--- Passage given ---
____________________
Since his breakthrough in 2005 in his feature writing/directing debut The 40-Year-Old Virgin, Apatow has been celebrated for creating a new heartfelt brand of sex comedy, mixing raunchy but rarely over-the-top humor with sincere and heartfelt storytelling and likable characters. He is credited for restoring faith in the R-rated comedy and pushing it away from both its fratty Vince Vaughn-plus-a-Wilson-brother trend and from the direction the increasingly cynical one-upsmanship of the gross-out sex comedy (e.g., the latter American Pie films). He also changed the face of the movie star, replacing the traditional attractive photogenie associated with the leading men of romantic comedies with the aforementioned schlubs, and audiences seemed to take a liking to seeing rather normal-looking dudes like Seth Rogen and Jason Segel becoming the silver screen’s new leading men and movie stars.
Through his role as producer, Apatow shepherded similarly plotted films, thus creating (intentionally or not) the Apatow brand of comedy, giving audiences the false impression that he has held the director’s chair for far more films than he actually has, and this brand has permeated to such an extent that this particular comedic aesthetic (and its handful of repeated actors usually involved) has come to be associated with films that he had no involvement in whatsoever (e.g., I Love You, Man).
Along the way, however, the Apatow brand has received criticism for appropriating the schlub-dating-out-of-his-league device as unrealistic wish fulfillment rather than a sincere and even cute approach to a new type of resonating romantic comedy. This criticism has most often occurred regarding the representation of female characters in his films, most famously with Katherine Heigl’s notorious criticism of Knocked Up as sexist (Apatow himself takes a winking stab at these criticism’s when Leslie Mann’s character, a former actress, tells Seth Rogen’s Ira that she “usually got cast as the bitch”).
____________________
--- Given data ---
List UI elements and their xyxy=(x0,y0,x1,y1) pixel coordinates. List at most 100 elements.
____________________
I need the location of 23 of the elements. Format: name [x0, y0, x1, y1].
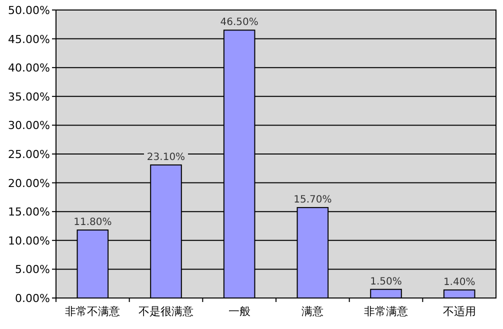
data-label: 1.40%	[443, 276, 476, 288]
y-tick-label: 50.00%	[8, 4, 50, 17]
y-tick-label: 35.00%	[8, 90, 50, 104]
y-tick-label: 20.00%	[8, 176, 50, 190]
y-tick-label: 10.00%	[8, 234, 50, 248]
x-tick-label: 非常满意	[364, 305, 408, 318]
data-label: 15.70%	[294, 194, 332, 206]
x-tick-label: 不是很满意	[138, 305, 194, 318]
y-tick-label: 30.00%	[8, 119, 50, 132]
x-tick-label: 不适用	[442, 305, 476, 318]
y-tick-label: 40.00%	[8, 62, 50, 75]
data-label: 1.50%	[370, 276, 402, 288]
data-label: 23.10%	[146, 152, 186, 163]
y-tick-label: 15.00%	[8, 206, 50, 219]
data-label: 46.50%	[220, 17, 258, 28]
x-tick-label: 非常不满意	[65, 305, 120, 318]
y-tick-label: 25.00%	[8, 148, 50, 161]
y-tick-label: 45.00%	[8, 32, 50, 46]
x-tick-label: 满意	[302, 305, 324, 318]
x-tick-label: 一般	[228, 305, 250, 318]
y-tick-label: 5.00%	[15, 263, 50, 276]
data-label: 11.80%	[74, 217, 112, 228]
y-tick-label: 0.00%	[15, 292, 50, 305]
____________________
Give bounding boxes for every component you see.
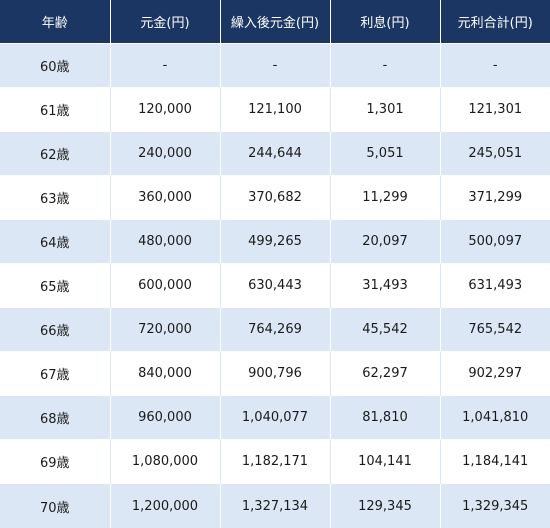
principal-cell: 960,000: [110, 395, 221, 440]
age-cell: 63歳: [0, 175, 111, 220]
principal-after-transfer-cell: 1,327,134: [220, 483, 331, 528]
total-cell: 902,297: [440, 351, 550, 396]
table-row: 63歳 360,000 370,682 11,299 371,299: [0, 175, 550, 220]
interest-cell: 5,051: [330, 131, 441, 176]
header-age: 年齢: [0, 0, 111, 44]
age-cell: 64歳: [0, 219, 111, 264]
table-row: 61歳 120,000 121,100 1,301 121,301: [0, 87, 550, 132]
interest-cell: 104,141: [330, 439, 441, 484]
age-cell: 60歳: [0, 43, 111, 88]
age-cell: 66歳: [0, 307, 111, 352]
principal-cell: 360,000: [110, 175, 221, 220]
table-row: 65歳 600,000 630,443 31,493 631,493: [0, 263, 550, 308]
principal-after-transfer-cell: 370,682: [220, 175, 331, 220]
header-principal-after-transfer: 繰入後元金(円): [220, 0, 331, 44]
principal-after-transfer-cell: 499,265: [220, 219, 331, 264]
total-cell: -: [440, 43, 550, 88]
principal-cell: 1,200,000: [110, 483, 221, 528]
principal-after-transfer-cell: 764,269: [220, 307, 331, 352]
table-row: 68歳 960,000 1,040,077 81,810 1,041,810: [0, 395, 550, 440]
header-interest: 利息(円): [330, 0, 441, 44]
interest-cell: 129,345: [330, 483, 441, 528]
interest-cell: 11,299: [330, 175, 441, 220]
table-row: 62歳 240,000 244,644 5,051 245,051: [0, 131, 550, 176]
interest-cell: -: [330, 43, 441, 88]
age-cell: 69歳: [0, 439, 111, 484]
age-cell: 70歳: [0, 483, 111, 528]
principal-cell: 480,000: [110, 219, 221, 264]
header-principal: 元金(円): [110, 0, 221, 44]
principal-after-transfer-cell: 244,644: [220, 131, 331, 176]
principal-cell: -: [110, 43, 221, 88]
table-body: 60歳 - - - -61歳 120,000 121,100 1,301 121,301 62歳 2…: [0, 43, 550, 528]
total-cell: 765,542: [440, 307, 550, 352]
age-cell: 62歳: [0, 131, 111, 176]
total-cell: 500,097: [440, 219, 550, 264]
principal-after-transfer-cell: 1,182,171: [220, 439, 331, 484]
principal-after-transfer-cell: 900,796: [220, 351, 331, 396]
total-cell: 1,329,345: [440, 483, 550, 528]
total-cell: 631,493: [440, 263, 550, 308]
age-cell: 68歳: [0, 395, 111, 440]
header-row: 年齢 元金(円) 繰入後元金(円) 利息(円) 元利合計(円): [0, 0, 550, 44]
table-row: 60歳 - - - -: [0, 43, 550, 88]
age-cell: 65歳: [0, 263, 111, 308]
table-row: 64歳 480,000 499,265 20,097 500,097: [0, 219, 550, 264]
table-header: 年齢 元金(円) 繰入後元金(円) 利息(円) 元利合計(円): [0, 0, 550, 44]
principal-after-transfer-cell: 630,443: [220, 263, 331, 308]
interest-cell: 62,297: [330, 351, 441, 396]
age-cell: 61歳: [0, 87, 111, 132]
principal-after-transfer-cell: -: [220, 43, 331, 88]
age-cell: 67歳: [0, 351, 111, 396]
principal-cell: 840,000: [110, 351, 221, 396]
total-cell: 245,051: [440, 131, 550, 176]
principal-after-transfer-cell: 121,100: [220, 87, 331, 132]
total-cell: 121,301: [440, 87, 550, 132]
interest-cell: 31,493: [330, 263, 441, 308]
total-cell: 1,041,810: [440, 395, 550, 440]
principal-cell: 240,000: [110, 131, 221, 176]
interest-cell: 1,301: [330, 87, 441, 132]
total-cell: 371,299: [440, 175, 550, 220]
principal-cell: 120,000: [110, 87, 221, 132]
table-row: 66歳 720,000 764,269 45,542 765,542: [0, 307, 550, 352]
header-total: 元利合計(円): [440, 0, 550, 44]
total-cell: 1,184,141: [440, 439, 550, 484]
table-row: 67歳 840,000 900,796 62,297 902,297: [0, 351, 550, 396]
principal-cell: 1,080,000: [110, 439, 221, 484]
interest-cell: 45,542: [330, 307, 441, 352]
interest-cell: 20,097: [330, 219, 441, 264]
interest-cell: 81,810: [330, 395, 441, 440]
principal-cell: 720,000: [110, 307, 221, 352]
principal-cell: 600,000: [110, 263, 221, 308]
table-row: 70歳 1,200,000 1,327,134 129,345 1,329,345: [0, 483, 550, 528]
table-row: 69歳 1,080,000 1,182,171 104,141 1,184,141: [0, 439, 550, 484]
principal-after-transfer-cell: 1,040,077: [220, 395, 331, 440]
____________________
--- Instructions to follow ---
In the passage on Apatow's comedies, translate this sentence into Spanish: "Along the way, however, the Apatow brand has received criticism for appropriating the schlub-dating-out-of-his-league device as unrealistic wish fulfillment rather than a sincere and even cute approach to a new type of resonating romantic comedy." The items were taken from a source separate from the passage.

--- Exercise response ---
Sin embargo, a lo largo del camino, la marca Apatow ha recibido críticas por apropiarse del recurso del tipo desaliñado que sale con alguien fuera de su alcance como una fantasía irreal de cumplimiento de deseos, en lugar de como un enfoque sincero e incluso tierno de un nuevo tipo de comedia romántica con resonancia.